##### RECORD EXTRACTS #####
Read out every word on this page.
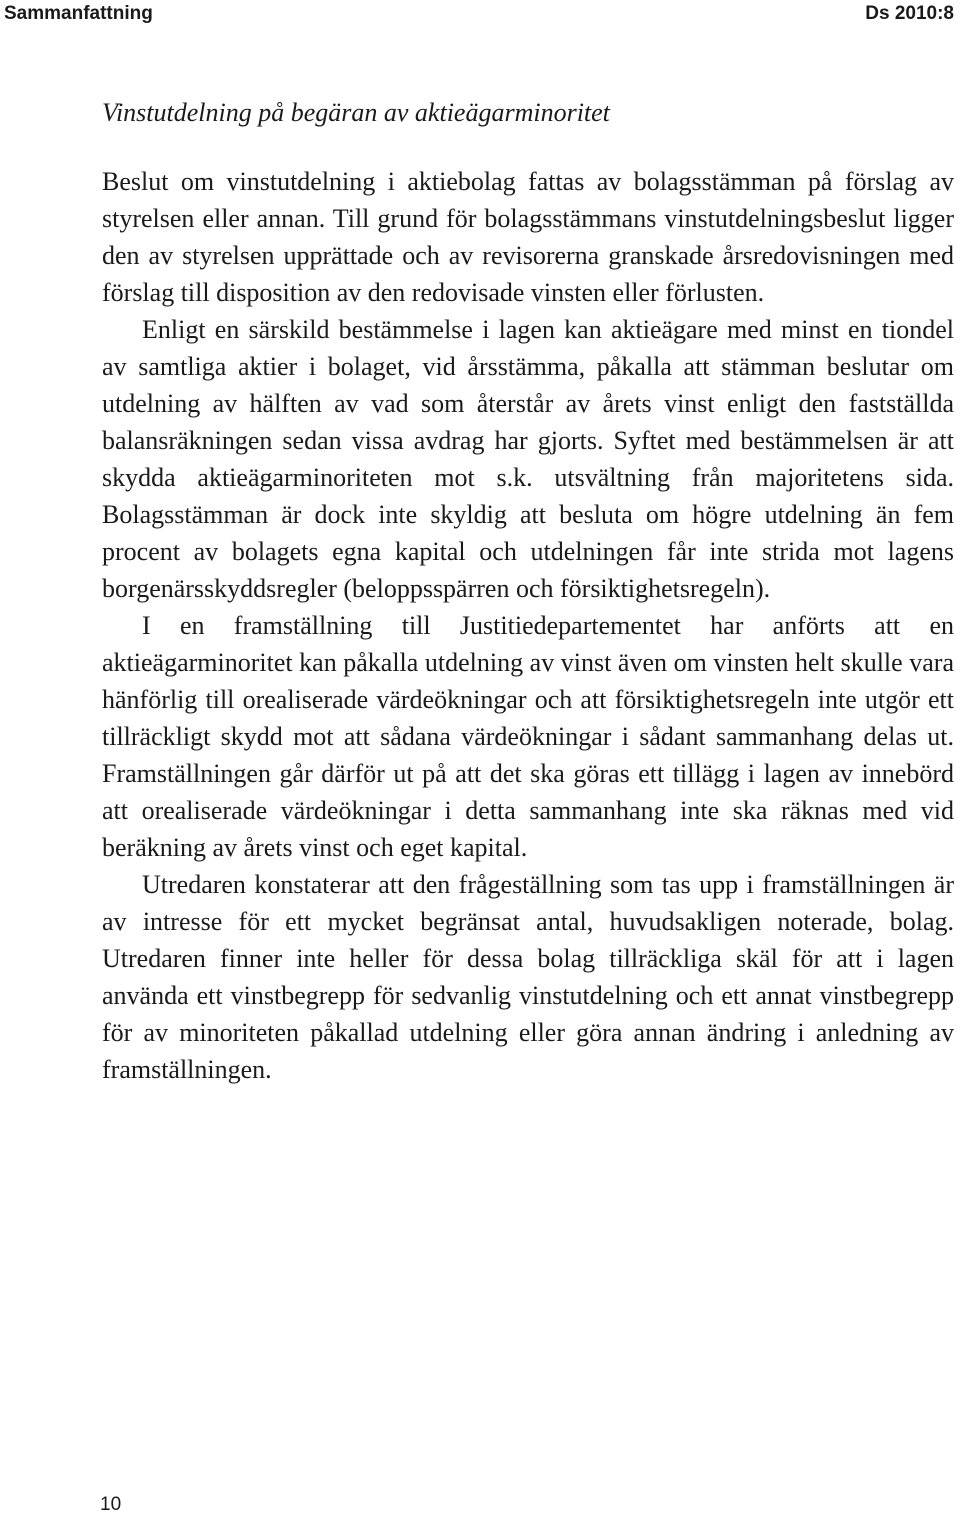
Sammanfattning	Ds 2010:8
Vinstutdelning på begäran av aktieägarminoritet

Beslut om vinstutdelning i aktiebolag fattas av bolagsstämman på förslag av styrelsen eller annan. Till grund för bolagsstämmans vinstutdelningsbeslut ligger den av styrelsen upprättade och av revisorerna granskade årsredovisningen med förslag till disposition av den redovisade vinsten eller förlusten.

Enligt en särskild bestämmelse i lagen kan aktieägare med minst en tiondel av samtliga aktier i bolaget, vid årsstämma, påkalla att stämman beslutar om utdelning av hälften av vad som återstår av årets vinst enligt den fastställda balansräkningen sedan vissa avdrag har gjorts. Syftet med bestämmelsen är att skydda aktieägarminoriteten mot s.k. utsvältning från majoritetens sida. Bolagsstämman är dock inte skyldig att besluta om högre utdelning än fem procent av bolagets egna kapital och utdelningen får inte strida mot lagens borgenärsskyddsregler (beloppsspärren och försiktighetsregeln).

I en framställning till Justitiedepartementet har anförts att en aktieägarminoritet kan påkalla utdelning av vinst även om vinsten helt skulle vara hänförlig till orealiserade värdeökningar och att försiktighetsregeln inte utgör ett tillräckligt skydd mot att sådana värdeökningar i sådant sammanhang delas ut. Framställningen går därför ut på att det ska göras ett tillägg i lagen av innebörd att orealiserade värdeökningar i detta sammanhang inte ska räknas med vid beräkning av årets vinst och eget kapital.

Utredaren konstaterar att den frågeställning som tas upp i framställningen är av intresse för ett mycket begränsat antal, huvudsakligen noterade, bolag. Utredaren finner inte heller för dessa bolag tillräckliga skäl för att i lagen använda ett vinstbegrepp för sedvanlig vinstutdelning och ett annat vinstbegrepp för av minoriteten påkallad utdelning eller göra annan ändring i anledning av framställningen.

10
#####
Quote the material in full and exactly; do not carry over its pictures.

WORKED SOLUTION:
Read out every word on this page.
Sammanfattning	Ds 2010:8
Vinstutdelning på begäran av aktieägarminoritet

Beslut om vinstutdelning i aktiebolag fattas av bolagsstämman på förslag av styrelsen eller annan. Till grund för bolagsstämmans vinstutdelningsbeslut ligger den av styrelsen upprättade och av revisorerna granskade årsredovisningen med förslag till disposition av den redovisade vinsten eller förlusten.

Enligt en särskild bestämmelse i lagen kan aktieägare med minst en tiondel av samtliga aktier i bolaget, vid årsstämma, påkalla att stämman beslutar om utdelning av hälften av vad som återstår av årets vinst enligt den fastställda balansräkningen sedan vissa avdrag har gjorts. Syftet med bestämmelsen är att skydda aktieägarminoriteten mot s.k. utsvältning från majoritetens sida. Bolagsstämman är dock inte skyldig att besluta om högre utdelning än fem procent av bolagets egna kapital och utdelningen får inte strida mot lagens borgenärsskyddsregler (beloppsspärren och försiktighetsregeln).

I en framställning till Justitiedepartementet har anförts att en aktieägarminoritet kan påkalla utdelning av vinst även om vinsten helt skulle vara hänförlig till orealiserade värdeökningar och att försiktighetsregeln inte utgör ett tillräckligt skydd mot att sådana värdeökningar i sådant sammanhang delas ut. Framställningen går därför ut på att det ska göras ett tillägg i lagen av innebörd att orealiserade värdeökningar i detta sammanhang inte ska räknas med vid beräkning av årets vinst och eget kapital.

Utredaren konstaterar att den frågeställning som tas upp i framställningen är av intresse för ett mycket begränsat antal, huvudsakligen noterade, bolag. Utredaren finner inte heller för dessa bolag tillräckliga skäl för att i lagen använda ett vinstbegrepp för sedvanlig vinstutdelning och ett annat vinstbegrepp för av minoriteten påkallad utdelning eller göra annan ändring i anledning av framställningen.

10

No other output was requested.